▶ Task instructions
Only a number is expected: how many lines in the data below contain the word "FUTURES".

[Dataset items]
────

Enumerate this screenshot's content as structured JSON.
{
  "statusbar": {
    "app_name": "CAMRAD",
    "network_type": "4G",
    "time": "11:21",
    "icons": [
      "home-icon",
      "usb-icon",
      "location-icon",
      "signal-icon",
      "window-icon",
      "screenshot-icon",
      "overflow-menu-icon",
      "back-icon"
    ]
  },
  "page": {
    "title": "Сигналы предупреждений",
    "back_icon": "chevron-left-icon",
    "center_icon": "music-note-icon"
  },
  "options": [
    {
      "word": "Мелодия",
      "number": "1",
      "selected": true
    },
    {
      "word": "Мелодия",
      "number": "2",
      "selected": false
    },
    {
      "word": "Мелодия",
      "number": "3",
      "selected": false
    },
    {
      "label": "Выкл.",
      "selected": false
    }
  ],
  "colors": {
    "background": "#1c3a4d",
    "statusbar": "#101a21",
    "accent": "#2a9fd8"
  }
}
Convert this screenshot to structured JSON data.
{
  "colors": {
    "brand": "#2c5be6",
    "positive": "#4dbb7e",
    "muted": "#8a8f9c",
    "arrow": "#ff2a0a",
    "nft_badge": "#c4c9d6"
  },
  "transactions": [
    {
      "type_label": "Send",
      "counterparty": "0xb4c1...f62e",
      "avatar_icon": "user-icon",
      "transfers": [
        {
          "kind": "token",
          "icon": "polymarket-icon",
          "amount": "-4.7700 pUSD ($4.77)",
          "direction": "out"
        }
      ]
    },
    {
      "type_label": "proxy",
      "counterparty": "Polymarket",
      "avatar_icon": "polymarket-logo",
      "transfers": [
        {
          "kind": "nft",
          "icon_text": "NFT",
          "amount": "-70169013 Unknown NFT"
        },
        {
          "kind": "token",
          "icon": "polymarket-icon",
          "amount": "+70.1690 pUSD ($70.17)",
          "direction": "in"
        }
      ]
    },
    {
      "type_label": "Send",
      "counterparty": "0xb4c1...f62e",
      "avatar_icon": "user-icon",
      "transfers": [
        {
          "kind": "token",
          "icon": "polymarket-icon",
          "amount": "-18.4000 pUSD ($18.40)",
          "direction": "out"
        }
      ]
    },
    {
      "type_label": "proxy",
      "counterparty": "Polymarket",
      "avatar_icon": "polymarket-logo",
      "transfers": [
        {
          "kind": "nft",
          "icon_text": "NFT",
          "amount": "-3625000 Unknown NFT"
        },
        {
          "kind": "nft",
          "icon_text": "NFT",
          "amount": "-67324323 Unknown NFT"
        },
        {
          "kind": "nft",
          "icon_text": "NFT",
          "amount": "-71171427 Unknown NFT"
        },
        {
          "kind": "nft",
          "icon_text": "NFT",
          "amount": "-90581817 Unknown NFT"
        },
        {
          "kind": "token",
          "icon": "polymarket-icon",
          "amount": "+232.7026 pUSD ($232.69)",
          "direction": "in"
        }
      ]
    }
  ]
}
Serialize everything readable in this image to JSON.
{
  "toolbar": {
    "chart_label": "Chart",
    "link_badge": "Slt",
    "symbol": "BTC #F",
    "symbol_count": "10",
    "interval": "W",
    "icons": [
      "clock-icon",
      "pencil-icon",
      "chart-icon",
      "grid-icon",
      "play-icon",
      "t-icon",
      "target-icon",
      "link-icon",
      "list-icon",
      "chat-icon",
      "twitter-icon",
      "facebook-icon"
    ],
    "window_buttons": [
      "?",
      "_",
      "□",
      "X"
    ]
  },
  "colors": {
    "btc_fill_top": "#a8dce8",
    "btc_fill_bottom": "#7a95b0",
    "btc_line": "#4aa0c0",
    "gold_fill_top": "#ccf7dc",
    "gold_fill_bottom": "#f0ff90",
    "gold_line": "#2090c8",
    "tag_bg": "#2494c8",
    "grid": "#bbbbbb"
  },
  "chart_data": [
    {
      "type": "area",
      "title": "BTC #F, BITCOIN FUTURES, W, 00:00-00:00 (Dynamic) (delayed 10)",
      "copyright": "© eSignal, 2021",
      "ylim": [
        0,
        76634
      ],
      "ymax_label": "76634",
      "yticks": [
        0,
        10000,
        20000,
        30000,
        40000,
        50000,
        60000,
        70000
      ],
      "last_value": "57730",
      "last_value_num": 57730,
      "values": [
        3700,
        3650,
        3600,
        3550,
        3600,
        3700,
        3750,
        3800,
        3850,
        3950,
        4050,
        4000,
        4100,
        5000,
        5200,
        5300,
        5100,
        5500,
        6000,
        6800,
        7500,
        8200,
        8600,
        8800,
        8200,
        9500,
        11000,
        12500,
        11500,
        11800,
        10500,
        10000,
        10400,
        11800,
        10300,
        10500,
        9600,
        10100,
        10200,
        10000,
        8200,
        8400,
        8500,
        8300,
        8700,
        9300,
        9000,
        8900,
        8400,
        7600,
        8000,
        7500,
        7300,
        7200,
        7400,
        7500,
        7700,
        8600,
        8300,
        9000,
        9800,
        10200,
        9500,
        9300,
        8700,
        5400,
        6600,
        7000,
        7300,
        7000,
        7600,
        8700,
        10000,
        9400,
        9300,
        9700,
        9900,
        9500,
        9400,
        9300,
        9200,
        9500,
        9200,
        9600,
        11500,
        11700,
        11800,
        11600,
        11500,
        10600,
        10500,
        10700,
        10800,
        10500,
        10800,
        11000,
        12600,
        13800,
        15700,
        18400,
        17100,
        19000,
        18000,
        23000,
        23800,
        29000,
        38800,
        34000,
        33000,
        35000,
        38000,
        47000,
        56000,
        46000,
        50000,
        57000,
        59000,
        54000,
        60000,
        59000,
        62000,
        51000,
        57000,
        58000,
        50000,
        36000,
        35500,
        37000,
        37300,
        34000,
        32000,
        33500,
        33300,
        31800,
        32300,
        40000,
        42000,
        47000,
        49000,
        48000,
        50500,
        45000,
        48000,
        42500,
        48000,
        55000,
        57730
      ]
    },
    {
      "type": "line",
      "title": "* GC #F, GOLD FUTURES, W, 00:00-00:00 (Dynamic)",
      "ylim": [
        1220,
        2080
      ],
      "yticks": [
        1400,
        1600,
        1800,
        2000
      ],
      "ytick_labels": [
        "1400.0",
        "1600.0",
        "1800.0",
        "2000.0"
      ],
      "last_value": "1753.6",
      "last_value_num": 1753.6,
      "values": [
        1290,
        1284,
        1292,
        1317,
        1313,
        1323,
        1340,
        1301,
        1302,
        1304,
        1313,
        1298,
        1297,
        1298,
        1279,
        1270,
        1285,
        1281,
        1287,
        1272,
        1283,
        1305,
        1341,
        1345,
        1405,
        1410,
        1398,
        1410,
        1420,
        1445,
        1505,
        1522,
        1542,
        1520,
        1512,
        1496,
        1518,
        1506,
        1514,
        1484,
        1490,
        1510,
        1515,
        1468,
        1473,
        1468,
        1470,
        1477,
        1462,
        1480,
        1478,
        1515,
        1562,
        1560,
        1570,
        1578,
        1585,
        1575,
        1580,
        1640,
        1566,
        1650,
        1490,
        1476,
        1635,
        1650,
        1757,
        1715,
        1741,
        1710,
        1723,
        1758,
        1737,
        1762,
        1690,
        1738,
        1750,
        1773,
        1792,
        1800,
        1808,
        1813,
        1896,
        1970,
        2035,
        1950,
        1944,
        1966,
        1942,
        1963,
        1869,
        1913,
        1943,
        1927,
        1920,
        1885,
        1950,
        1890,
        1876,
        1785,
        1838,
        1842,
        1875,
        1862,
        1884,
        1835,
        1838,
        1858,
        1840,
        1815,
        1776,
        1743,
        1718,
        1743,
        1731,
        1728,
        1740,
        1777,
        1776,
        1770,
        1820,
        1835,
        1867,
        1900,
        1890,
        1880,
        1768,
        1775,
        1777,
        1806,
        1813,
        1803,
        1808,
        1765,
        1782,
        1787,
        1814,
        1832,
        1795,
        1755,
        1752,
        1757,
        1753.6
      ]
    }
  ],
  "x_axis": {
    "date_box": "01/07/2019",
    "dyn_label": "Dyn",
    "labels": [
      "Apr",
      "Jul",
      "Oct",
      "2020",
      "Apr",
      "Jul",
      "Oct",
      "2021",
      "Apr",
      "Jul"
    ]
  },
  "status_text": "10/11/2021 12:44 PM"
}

────

▶ Task response
2